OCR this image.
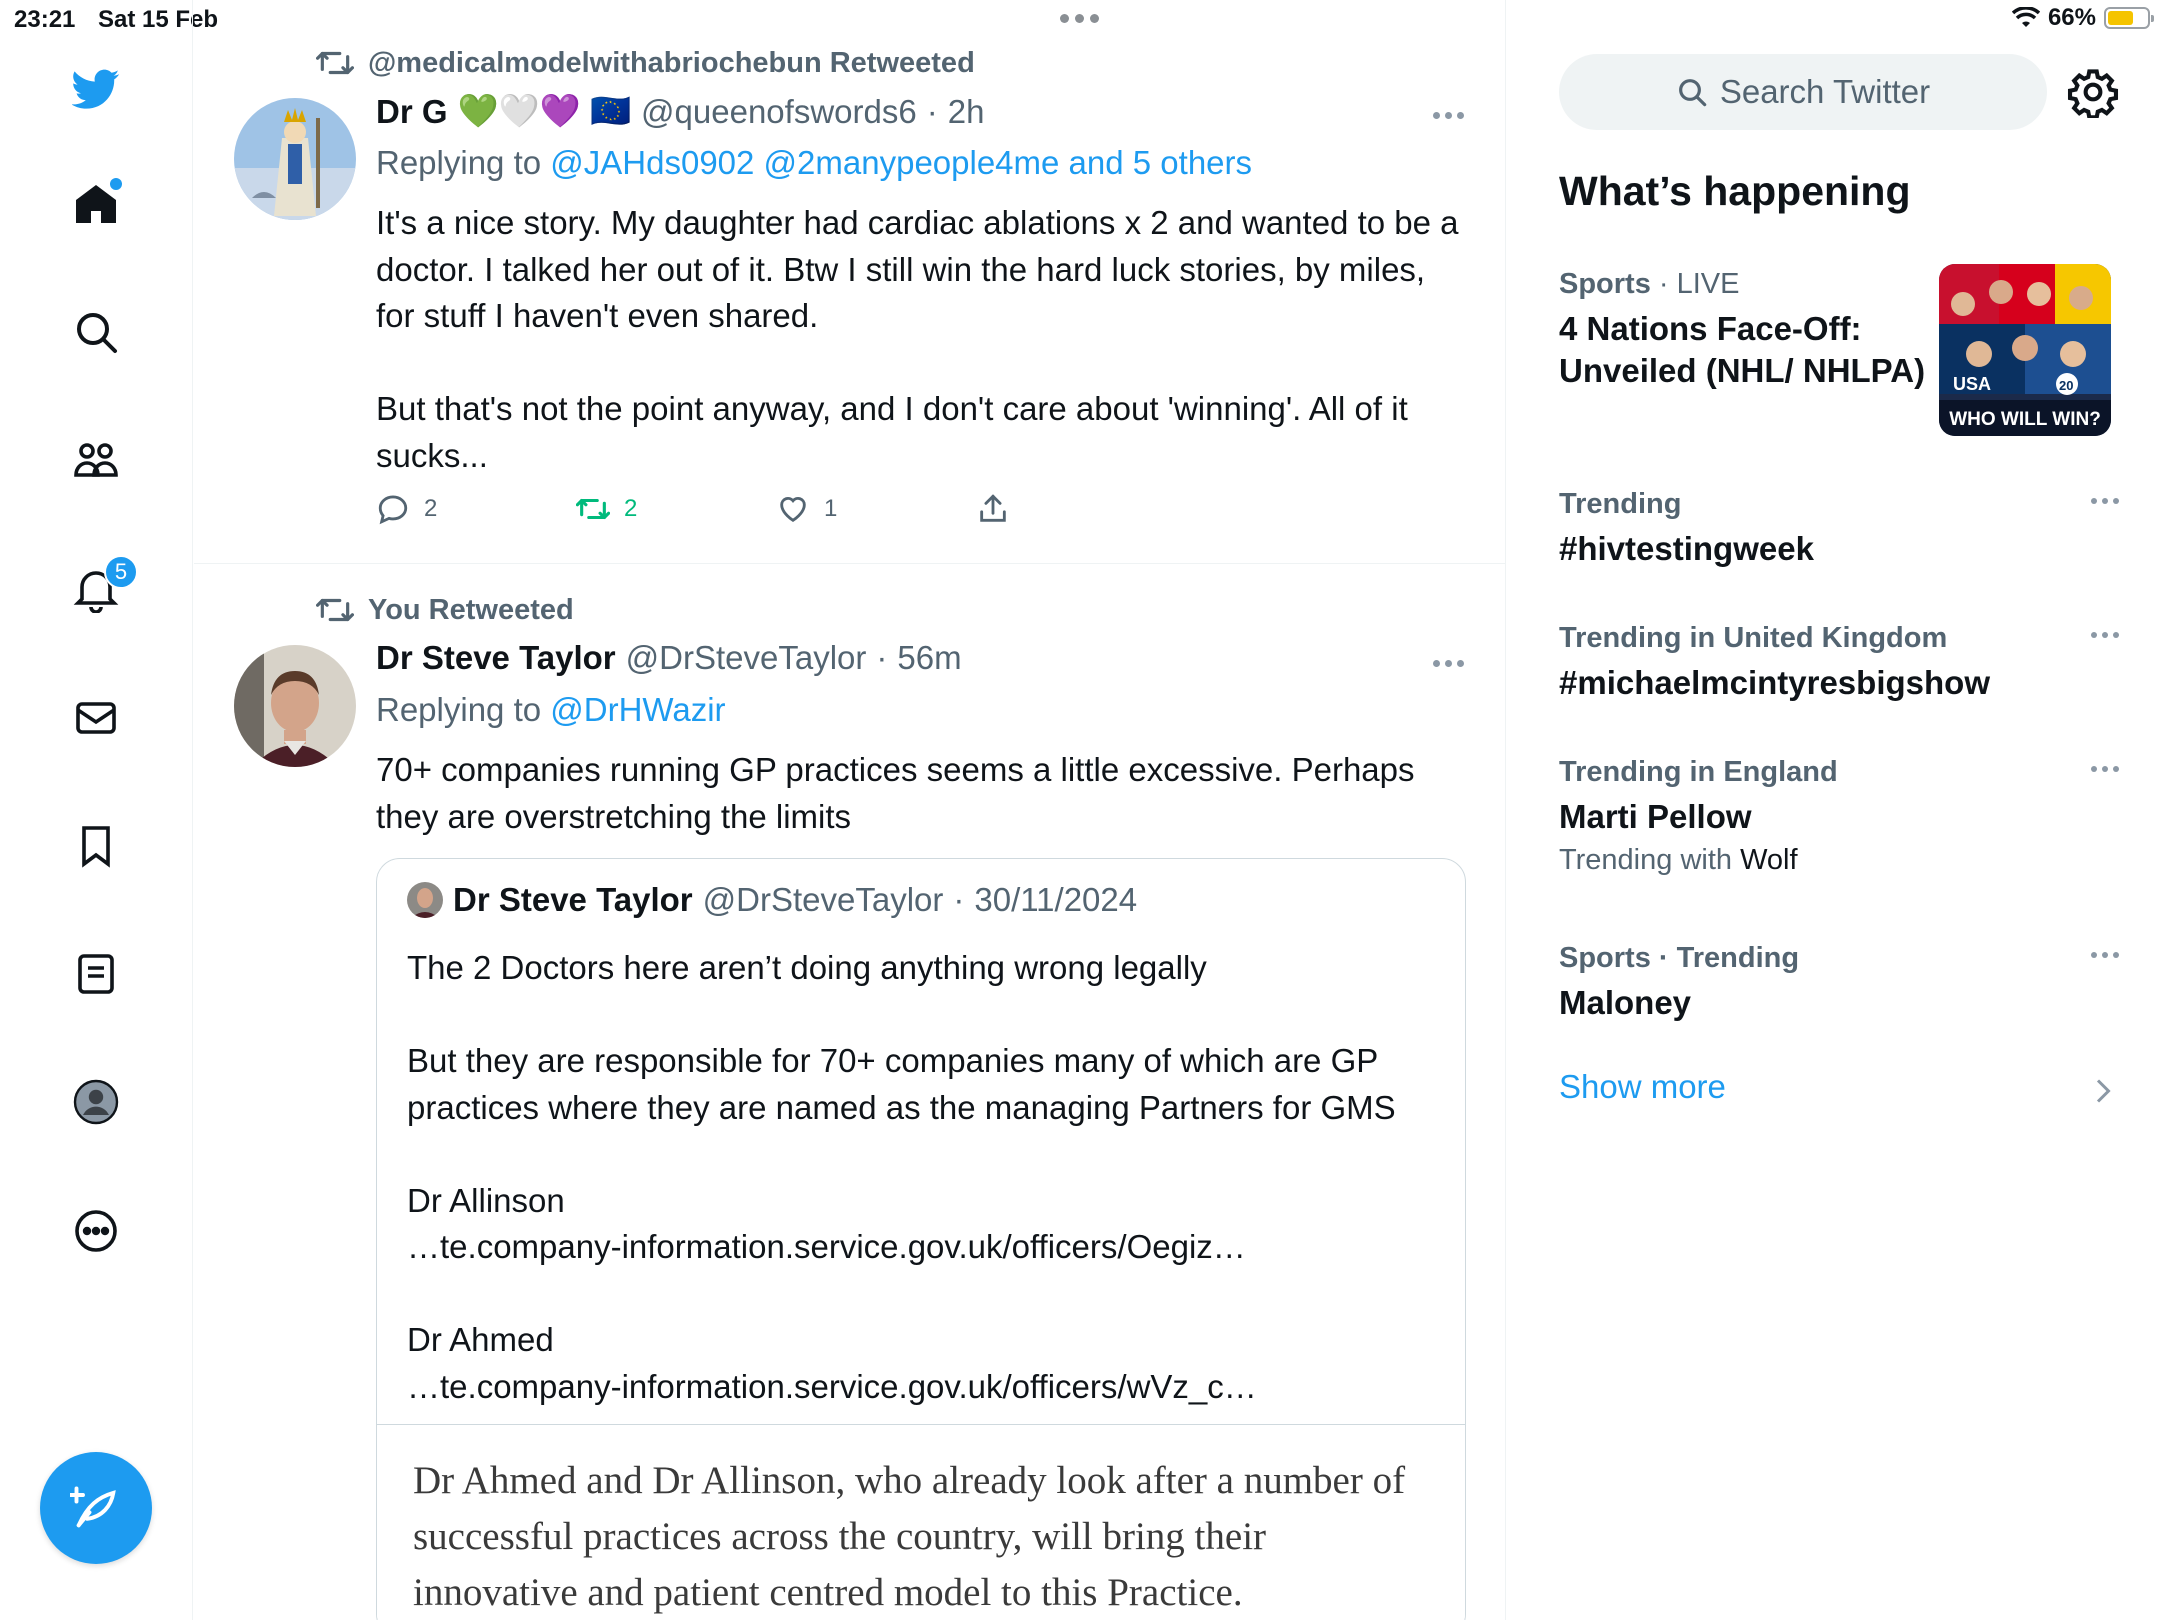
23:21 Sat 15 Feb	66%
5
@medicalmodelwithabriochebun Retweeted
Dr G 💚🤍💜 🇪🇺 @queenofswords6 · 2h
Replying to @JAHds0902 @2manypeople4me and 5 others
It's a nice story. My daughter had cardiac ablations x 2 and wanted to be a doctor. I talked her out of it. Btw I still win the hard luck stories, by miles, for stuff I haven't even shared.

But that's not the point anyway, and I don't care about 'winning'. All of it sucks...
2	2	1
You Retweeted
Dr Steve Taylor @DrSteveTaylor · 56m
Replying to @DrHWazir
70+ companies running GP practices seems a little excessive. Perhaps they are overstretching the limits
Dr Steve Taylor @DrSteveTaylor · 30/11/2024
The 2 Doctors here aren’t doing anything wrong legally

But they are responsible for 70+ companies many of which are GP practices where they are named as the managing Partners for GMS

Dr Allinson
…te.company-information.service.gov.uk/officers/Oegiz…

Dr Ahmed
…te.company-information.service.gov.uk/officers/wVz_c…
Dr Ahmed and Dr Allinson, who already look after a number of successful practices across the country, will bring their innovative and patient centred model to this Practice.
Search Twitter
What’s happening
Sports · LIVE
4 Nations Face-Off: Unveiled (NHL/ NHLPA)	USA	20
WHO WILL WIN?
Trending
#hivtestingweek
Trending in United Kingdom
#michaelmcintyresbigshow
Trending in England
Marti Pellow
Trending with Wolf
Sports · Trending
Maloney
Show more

## Given exercise
Return to the listing above and set it down exactly, leaving out its pictures.

## Task solution
OCR this image.
23:21 Sat 15 Feb	66%
5
@medicalmodelwithabriochebun Retweeted
Dr G 💚🤍💜 🇪🇺 @queenofswords6 · 2h
Replying to @JAHds0902 @2manypeople4me and 5 others
It's a nice story. My daughter had cardiac ablations x 2 and wanted to be a doctor. I talked her out of it. Btw I still win the hard luck stories, by miles, for stuff I haven't even shared.

But that's not the point anyway, and I don't care about 'winning'. All of it sucks...
2	2	1
You Retweeted
Dr Steve Taylor @DrSteveTaylor · 56m
Replying to @DrHWazir
70+ companies running GP practices seems a little excessive. Perhaps they are overstretching the limits
Dr Steve Taylor @DrSteveTaylor · 30/11/2024
The 2 Doctors here aren’t doing anything wrong legally

But they are responsible for 70+ companies many of which are GP practices where they are named as the managing Partners for GMS

Dr Allinson
…te.company-information.service.gov.uk/officers/Oegiz…

Dr Ahmed
…te.company-information.service.gov.uk/officers/wVz_c…
Dr Ahmed and Dr Allinson, who already look after a number of successful practices across the country, will bring their innovative and patient centred model to this Practice.
Search Twitter
What’s happening
Sports · LIVE
4 Nations Face-Off: Unveiled (NHL/ NHLPA)	USA	20
WHO WILL WIN?
Trending
#hivtestingweek
Trending in United Kingdom
#michaelmcintyresbigshow
Trending in England
Marti Pellow
Trending with Wolf
Sports · Trending
Maloney
Show more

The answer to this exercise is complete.